**EXERCISE INSTRUCTIONS:** Only the images are to be dropped; the records themselves must be repeated exactly.
START MATERIAL PROVIDED
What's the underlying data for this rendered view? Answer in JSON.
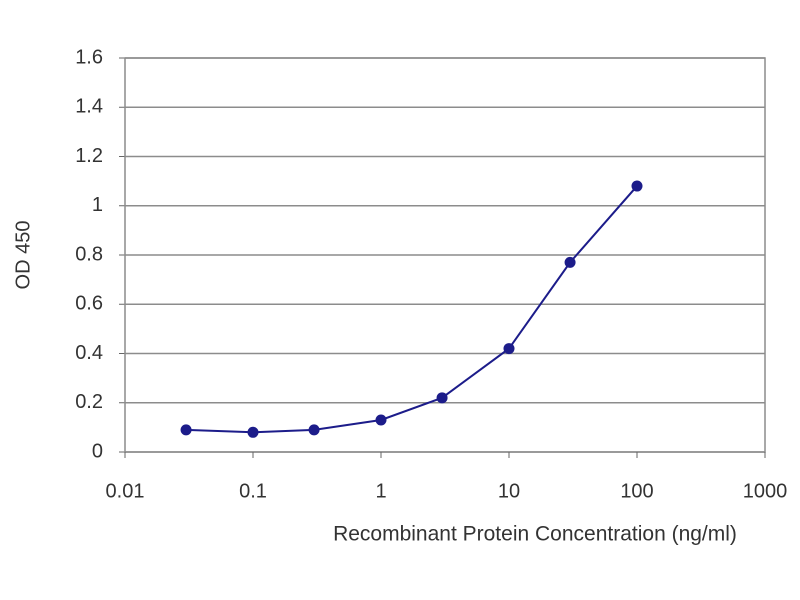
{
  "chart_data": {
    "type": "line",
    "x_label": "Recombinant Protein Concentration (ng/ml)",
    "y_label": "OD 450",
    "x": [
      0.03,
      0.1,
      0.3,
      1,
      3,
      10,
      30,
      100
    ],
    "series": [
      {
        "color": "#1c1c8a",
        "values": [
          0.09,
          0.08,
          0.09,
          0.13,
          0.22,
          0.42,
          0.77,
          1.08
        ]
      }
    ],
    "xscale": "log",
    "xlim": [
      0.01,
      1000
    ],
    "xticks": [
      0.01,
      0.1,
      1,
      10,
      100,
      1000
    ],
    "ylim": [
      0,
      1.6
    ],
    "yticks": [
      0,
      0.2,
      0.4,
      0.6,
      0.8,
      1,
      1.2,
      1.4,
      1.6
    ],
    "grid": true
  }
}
END MATERIAL PROVIDED
**RESPONSE AREA:**
What's the underlying data for this rendered view? Answer in JSON.
{
  "chart_data": {
    "type": "line",
    "x_label": "Recombinant Protein Concentration (ng/ml)",
    "y_label": "OD 450",
    "x": [
      0.03,
      0.1,
      0.3,
      1,
      3,
      10,
      30,
      100
    ],
    "series": [
      {
        "color": "#1c1c8a",
        "values": [
          0.09,
          0.08,
          0.09,
          0.13,
          0.22,
          0.42,
          0.77,
          1.08
        ]
      }
    ],
    "xscale": "log",
    "xlim": [
      0.01,
      1000
    ],
    "xticks": [
      0.01,
      0.1,
      1,
      10,
      100,
      1000
    ],
    "ylim": [
      0,
      1.6
    ],
    "yticks": [
      0,
      0.2,
      0.4,
      0.6,
      0.8,
      1,
      1.2,
      1.4,
      1.6
    ],
    "grid": true
  }
}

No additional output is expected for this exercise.